The exercise:
Exactly reproduce each entry, leaving out nothing.

Raw data:
********************

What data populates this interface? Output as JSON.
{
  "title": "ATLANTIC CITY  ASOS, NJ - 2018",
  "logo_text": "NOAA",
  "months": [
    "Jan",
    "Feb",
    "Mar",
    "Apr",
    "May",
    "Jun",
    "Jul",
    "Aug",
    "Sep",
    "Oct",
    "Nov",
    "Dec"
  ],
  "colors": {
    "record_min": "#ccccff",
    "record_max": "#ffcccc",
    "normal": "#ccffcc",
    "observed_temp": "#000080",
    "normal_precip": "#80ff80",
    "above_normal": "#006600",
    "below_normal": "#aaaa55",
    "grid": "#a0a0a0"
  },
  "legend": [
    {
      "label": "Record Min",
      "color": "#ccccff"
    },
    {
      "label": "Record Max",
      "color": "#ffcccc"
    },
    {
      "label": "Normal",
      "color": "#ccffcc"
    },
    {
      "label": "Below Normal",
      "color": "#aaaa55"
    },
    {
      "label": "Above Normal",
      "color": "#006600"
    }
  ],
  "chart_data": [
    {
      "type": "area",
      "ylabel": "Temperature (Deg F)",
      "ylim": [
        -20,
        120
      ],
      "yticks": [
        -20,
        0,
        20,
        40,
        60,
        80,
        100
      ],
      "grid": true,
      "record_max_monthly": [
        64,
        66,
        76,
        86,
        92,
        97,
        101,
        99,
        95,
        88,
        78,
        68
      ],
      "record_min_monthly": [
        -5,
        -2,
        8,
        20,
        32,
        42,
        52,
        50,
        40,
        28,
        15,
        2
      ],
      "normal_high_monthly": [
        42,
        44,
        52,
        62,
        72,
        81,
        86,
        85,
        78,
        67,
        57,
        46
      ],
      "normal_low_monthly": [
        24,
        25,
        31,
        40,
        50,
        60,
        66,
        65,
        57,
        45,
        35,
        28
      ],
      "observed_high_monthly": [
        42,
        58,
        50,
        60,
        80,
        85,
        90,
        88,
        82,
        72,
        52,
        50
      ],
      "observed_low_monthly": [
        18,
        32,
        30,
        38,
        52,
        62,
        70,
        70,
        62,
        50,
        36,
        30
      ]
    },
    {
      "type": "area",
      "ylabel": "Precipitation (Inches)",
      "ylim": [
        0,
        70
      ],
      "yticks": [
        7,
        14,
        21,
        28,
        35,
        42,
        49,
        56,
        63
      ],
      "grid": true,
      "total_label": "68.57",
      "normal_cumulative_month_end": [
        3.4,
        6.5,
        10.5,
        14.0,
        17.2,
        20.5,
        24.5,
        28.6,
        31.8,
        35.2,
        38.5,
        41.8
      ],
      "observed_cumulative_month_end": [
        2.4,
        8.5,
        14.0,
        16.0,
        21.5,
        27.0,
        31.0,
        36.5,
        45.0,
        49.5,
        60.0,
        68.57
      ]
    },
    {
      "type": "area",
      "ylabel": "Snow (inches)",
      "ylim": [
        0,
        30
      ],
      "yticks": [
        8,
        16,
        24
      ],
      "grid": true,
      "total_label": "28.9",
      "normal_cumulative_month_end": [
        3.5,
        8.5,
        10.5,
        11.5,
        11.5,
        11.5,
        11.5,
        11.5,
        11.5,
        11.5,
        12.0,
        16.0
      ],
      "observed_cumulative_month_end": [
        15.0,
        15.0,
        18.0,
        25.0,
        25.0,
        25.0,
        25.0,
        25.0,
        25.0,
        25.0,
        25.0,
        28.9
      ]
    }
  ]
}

********************

Finished answer:
What data populates this interface? Output as JSON.
{
  "title": "ATLANTIC CITY  ASOS, NJ - 2018",
  "logo_text": "NOAA",
  "months": [
    "Jan",
    "Feb",
    "Mar",
    "Apr",
    "May",
    "Jun",
    "Jul",
    "Aug",
    "Sep",
    "Oct",
    "Nov",
    "Dec"
  ],
  "colors": {
    "record_min": "#ccccff",
    "record_max": "#ffcccc",
    "normal": "#ccffcc",
    "observed_temp": "#000080",
    "normal_precip": "#80ff80",
    "above_normal": "#006600",
    "below_normal": "#aaaa55",
    "grid": "#a0a0a0"
  },
  "legend": [
    {
      "label": "Record Min",
      "color": "#ccccff"
    },
    {
      "label": "Record Max",
      "color": "#ffcccc"
    },
    {
      "label": "Normal",
      "color": "#ccffcc"
    },
    {
      "label": "Below Normal",
      "color": "#aaaa55"
    },
    {
      "label": "Above Normal",
      "color": "#006600"
    }
  ],
  "chart_data": [
    {
      "type": "area",
      "ylabel": "Temperature (Deg F)",
      "ylim": [
        -20,
        120
      ],
      "yticks": [
        -20,
        0,
        20,
        40,
        60,
        80,
        100
      ],
      "grid": true,
      "record_max_monthly": [
        64,
        66,
        76,
        86,
        92,
        97,
        101,
        99,
        95,
        88,
        78,
        68
      ],
      "record_min_monthly": [
        -5,
        -2,
        8,
        20,
        32,
        42,
        52,
        50,
        40,
        28,
        15,
        2
      ],
      "normal_high_monthly": [
        42,
        44,
        52,
        62,
        72,
        81,
        86,
        85,
        78,
        67,
        57,
        46
      ],
      "normal_low_monthly": [
        24,
        25,
        31,
        40,
        50,
        60,
        66,
        65,
        57,
        45,
        35,
        28
      ],
      "observed_high_monthly": [
        42,
        58,
        50,
        60,
        80,
        85,
        90,
        88,
        82,
        72,
        52,
        50
      ],
      "observed_low_monthly": [
        18,
        32,
        30,
        38,
        52,
        62,
        70,
        70,
        62,
        50,
        36,
        30
      ]
    },
    {
      "type": "area",
      "ylabel": "Precipitation (Inches)",
      "ylim": [
        0,
        70
      ],
      "yticks": [
        7,
        14,
        21,
        28,
        35,
        42,
        49,
        56,
        63
      ],
      "grid": true,
      "total_label": "68.57",
      "normal_cumulative_month_end": [
        3.4,
        6.5,
        10.5,
        14.0,
        17.2,
        20.5,
        24.5,
        28.6,
        31.8,
        35.2,
        38.5,
        41.8
      ],
      "observed_cumulative_month_end": [
        2.4,
        8.5,
        14.0,
        16.0,
        21.5,
        27.0,
        31.0,
        36.5,
        45.0,
        49.5,
        60.0,
        68.57
      ]
    },
    {
      "type": "area",
      "ylabel": "Snow (inches)",
      "ylim": [
        0,
        30
      ],
      "yticks": [
        8,
        16,
        24
      ],
      "grid": true,
      "total_label": "28.9",
      "normal_cumulative_month_end": [
        3.5,
        8.5,
        10.5,
        11.5,
        11.5,
        11.5,
        11.5,
        11.5,
        11.5,
        11.5,
        12.0,
        16.0
      ],
      "observed_cumulative_month_end": [
        15.0,
        15.0,
        18.0,
        25.0,
        25.0,
        25.0,
        25.0,
        25.0,
        25.0,
        25.0,
        25.0,
        28.9
      ]
    }
  ]
}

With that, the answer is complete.